▶ [TASK]
Go through the listing beneath this task and return every line that carries the string "degree".
== DATA LINES
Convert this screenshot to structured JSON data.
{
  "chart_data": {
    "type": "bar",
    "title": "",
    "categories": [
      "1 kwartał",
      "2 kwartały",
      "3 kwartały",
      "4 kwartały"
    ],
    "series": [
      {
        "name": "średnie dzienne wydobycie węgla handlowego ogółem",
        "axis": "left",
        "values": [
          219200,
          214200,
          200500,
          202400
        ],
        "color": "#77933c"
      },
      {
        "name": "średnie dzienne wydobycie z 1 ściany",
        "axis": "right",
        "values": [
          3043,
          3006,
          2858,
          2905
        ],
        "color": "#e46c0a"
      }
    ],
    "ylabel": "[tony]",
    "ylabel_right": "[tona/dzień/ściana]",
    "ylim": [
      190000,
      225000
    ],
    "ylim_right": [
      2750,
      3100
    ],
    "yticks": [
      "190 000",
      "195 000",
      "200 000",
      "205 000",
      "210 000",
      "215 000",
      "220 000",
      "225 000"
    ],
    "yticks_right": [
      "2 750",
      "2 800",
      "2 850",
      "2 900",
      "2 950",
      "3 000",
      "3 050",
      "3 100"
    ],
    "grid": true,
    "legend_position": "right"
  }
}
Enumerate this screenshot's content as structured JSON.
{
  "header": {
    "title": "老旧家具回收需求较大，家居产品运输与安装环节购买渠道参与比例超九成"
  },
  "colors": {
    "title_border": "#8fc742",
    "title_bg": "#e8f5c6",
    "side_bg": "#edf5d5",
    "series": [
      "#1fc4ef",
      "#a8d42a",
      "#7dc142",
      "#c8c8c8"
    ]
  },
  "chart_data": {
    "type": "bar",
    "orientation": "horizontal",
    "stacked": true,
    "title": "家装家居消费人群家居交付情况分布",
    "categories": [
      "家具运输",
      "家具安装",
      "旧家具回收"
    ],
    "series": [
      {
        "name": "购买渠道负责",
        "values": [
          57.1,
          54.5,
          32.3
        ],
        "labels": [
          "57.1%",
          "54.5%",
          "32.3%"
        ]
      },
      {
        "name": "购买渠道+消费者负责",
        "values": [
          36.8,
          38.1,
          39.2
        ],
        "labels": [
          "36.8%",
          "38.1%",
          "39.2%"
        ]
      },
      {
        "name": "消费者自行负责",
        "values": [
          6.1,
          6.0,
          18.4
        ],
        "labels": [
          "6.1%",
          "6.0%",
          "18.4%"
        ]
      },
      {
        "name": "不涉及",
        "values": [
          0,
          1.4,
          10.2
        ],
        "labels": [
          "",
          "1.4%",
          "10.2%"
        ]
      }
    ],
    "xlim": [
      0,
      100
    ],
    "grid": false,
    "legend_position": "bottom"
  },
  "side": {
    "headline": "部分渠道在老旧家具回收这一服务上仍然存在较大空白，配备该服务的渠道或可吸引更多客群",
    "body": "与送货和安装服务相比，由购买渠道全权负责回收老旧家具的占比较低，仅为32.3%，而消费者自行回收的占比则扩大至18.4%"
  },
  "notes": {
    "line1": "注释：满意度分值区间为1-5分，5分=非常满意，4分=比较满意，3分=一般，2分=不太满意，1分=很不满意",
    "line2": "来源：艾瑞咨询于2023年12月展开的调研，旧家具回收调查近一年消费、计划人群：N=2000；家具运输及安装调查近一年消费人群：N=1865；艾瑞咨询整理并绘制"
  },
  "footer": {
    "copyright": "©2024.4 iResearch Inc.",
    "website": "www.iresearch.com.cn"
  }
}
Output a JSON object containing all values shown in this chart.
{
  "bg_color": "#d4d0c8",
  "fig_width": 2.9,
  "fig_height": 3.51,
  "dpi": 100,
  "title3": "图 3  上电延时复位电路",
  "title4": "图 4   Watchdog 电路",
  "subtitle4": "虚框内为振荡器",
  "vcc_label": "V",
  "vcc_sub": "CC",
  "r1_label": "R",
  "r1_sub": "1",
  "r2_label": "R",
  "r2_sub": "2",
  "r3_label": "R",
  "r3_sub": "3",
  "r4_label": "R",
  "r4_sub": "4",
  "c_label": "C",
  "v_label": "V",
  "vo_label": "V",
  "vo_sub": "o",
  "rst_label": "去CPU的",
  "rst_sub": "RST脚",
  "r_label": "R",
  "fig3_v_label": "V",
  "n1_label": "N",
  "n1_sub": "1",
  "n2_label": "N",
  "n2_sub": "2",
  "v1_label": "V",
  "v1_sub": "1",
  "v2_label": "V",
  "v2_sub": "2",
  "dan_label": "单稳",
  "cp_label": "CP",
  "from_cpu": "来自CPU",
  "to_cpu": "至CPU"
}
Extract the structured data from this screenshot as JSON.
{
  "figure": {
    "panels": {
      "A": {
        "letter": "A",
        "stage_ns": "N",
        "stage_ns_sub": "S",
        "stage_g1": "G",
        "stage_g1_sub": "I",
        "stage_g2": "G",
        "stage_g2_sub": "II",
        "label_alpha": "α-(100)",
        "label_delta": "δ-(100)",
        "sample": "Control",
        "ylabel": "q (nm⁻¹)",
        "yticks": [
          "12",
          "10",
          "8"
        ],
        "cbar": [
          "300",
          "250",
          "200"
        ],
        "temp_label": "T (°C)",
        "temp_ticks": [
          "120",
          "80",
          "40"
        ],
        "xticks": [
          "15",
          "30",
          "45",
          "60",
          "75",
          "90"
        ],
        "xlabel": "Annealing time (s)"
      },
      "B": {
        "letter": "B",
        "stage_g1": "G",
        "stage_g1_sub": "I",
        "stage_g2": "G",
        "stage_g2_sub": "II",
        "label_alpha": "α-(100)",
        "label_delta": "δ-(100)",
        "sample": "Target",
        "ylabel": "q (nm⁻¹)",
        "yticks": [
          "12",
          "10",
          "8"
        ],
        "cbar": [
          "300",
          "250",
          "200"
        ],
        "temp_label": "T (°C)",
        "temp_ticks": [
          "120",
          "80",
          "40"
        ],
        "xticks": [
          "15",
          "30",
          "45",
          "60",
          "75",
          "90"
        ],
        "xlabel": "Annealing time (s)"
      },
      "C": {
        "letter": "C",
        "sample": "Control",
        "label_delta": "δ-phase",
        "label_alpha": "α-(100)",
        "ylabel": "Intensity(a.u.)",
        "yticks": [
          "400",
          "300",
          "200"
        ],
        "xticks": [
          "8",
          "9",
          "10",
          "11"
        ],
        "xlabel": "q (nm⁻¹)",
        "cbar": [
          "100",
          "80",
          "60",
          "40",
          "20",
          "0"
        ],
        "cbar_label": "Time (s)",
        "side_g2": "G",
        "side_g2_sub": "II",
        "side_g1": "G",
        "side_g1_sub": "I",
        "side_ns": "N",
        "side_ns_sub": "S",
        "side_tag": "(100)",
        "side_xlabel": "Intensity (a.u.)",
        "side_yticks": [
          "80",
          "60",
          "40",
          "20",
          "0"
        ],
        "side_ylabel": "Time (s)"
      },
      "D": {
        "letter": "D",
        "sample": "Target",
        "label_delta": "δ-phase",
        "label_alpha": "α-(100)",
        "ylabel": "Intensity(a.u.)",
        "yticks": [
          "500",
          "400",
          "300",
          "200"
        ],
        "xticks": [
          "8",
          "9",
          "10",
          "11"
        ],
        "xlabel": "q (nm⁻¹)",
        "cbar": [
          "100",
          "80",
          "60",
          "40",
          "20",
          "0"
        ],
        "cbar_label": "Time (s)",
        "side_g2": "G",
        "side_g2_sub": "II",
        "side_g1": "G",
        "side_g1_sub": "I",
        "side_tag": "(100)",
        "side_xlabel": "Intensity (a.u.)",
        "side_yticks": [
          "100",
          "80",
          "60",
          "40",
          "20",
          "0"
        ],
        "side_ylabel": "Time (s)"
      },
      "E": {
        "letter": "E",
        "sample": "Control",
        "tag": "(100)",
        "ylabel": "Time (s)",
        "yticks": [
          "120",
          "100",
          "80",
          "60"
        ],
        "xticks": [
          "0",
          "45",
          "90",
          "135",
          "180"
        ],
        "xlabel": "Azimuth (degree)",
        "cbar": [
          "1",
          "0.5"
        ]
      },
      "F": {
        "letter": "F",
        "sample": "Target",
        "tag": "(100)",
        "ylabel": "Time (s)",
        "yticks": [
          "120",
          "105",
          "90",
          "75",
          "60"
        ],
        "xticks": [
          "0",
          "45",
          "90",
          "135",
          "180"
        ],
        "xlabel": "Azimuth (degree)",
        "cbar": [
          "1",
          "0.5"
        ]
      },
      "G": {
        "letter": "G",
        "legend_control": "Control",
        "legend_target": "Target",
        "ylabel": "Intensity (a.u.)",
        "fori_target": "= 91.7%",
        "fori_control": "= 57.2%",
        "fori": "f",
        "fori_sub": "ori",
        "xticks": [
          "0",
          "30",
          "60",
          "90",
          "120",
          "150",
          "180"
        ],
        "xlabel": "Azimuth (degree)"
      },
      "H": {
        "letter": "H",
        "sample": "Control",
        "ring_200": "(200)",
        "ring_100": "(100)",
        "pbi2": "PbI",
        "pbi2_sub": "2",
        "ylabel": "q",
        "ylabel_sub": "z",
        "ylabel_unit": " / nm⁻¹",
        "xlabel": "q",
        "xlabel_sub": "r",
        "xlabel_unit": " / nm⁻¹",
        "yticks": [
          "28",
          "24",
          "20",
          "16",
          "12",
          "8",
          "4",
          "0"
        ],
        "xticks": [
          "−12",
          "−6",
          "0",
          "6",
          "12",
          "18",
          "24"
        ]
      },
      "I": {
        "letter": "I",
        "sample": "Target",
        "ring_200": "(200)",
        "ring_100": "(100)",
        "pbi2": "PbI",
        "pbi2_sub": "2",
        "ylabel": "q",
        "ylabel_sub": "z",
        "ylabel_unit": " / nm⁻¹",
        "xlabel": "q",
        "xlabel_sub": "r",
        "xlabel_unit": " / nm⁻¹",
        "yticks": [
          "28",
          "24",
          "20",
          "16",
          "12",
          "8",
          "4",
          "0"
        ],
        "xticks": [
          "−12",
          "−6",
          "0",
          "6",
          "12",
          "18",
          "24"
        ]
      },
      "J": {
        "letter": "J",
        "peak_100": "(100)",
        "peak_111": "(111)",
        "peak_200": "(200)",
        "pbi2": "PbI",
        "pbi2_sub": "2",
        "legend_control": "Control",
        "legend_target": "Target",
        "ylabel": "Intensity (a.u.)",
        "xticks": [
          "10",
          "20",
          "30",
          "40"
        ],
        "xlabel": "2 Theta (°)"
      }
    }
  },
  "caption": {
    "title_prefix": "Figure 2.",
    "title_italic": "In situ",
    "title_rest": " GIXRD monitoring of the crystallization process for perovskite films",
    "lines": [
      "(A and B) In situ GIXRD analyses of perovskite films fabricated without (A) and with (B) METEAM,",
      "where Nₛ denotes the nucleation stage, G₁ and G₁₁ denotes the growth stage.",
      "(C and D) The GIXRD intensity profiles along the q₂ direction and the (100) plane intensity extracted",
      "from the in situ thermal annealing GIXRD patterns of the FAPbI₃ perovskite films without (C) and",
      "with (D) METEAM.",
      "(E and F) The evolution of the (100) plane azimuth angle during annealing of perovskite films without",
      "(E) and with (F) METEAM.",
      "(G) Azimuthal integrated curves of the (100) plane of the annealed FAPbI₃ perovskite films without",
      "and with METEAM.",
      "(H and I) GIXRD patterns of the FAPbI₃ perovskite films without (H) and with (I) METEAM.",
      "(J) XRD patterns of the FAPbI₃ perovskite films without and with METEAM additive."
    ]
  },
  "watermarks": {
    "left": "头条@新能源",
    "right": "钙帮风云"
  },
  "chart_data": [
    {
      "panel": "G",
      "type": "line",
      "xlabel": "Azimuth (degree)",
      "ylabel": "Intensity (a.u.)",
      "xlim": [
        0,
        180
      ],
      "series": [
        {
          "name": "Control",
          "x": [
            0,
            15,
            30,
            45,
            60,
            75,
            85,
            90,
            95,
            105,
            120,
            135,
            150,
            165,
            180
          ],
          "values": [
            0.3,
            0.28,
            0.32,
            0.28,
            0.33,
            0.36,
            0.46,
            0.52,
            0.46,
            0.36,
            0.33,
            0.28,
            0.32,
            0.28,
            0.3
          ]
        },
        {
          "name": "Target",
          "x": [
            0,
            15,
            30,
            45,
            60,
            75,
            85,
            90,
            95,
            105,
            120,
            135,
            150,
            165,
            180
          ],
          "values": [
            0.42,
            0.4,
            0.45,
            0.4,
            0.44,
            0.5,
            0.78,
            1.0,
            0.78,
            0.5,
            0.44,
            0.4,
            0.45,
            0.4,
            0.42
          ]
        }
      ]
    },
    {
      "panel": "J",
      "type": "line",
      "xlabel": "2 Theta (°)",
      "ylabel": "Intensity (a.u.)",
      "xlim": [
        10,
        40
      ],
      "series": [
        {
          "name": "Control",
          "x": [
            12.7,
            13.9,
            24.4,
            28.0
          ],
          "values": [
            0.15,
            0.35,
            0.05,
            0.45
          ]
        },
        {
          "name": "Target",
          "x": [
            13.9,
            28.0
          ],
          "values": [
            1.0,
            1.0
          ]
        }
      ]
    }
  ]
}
====
▶ [TASK OUTPUT]
        "xlabel": "Azimuth (degree)",
        "xlabel": "Azimuth (degree)",
        "xlabel": "Azimuth (degree)"
      "xlabel": "Azimuth (degree)",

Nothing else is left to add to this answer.